For the records that follow, return only the count of lines containing the string "detached".

**Stored items:**
--- BEGIN ---

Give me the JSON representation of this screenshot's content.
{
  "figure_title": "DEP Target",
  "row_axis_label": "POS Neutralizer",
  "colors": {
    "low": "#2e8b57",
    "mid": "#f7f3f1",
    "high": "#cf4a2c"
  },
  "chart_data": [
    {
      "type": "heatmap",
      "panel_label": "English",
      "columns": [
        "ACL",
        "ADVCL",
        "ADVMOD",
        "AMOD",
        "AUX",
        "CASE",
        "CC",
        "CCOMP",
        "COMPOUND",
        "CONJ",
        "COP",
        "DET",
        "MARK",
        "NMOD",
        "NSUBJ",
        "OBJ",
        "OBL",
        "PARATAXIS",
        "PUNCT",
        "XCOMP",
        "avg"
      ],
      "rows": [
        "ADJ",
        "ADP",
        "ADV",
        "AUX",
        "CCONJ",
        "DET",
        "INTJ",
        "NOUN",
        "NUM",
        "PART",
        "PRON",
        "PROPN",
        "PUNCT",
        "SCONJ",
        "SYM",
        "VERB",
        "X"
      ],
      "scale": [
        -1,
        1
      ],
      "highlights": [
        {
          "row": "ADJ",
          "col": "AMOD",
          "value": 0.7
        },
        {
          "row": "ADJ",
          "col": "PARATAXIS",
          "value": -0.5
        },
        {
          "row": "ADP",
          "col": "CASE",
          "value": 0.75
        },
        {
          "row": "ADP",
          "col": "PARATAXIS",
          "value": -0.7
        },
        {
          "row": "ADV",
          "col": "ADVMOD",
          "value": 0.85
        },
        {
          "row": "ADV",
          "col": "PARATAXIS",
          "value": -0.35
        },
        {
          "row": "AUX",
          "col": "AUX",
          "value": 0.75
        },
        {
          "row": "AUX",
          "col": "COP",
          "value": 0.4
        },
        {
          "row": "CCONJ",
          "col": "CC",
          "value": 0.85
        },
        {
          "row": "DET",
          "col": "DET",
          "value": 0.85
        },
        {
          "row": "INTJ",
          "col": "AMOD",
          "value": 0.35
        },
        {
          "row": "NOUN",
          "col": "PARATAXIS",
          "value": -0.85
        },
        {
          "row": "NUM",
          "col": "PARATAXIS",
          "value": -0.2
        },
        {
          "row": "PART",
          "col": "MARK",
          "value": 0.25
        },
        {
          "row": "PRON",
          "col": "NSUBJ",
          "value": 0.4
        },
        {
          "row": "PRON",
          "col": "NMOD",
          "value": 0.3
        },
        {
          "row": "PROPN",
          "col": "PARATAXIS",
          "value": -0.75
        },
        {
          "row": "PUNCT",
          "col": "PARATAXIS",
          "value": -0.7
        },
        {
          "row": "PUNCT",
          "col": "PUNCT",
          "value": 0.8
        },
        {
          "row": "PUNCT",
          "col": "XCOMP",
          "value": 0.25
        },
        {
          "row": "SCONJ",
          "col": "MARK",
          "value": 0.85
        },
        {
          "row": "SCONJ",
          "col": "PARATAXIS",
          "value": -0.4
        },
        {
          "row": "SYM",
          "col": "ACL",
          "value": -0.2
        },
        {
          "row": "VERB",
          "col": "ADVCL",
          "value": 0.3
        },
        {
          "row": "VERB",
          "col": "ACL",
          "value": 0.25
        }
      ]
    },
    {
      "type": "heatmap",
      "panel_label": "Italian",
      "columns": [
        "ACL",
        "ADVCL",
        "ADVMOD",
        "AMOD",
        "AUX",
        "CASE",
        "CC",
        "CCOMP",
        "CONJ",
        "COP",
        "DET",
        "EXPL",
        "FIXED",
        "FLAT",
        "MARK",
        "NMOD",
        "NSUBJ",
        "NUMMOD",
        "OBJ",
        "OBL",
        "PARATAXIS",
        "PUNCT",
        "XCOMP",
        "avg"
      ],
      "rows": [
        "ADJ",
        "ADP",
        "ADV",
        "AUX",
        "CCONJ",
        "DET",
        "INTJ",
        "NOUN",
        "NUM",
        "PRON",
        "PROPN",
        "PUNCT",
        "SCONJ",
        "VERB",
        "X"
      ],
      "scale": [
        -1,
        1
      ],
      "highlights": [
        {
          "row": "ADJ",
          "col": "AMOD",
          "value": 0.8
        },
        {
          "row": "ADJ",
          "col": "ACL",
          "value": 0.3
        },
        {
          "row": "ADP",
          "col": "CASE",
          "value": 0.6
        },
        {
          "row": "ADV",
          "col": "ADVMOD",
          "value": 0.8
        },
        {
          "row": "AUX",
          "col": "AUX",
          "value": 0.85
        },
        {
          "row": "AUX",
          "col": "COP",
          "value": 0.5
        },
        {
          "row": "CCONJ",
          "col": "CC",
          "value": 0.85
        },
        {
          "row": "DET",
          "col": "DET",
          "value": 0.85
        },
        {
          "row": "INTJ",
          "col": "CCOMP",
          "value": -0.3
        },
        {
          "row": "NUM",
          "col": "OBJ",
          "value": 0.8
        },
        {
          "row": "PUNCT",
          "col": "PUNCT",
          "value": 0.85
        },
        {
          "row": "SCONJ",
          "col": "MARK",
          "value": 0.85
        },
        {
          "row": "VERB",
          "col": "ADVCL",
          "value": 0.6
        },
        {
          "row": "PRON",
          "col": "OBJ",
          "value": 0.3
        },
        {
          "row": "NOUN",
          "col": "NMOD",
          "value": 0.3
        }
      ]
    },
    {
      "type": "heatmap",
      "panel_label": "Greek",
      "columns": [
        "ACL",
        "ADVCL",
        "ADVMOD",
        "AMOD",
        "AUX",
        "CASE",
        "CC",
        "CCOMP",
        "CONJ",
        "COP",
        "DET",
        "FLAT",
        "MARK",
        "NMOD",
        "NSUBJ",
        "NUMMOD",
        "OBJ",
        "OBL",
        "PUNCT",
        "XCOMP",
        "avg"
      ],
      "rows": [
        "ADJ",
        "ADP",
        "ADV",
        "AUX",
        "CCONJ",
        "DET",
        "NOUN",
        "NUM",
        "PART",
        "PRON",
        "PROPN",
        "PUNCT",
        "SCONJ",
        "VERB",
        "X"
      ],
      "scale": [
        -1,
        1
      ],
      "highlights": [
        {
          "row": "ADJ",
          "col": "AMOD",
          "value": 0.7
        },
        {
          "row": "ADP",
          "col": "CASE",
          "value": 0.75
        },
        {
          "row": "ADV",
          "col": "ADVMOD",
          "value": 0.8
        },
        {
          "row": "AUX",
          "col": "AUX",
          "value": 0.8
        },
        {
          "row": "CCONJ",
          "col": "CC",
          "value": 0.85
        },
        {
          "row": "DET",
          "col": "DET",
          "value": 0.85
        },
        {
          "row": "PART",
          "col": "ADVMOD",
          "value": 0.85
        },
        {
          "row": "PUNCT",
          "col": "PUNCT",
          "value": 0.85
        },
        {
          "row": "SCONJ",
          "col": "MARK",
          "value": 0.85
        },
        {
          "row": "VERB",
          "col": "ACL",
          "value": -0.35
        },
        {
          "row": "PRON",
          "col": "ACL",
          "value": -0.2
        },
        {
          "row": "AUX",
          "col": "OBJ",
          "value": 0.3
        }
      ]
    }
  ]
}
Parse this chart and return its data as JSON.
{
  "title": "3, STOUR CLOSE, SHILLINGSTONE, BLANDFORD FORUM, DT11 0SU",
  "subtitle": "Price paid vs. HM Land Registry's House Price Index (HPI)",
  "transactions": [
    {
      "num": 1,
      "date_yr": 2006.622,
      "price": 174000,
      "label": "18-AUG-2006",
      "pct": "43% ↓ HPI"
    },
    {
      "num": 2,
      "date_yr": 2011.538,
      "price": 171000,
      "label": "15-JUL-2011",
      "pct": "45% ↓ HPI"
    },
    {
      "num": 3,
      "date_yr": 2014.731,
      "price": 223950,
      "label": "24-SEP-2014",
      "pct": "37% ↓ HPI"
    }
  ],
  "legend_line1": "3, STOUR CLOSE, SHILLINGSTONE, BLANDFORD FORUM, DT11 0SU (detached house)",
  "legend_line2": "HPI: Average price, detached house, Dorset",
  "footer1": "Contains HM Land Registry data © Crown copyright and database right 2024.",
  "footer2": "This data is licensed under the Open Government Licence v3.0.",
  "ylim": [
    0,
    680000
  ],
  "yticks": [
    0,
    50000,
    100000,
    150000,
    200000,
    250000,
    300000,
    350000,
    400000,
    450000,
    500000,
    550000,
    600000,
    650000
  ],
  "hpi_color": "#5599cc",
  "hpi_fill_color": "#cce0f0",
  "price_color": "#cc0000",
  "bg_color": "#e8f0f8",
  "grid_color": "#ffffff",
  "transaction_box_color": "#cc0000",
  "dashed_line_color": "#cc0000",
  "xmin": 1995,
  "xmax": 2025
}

--- END ---

**The result:**
2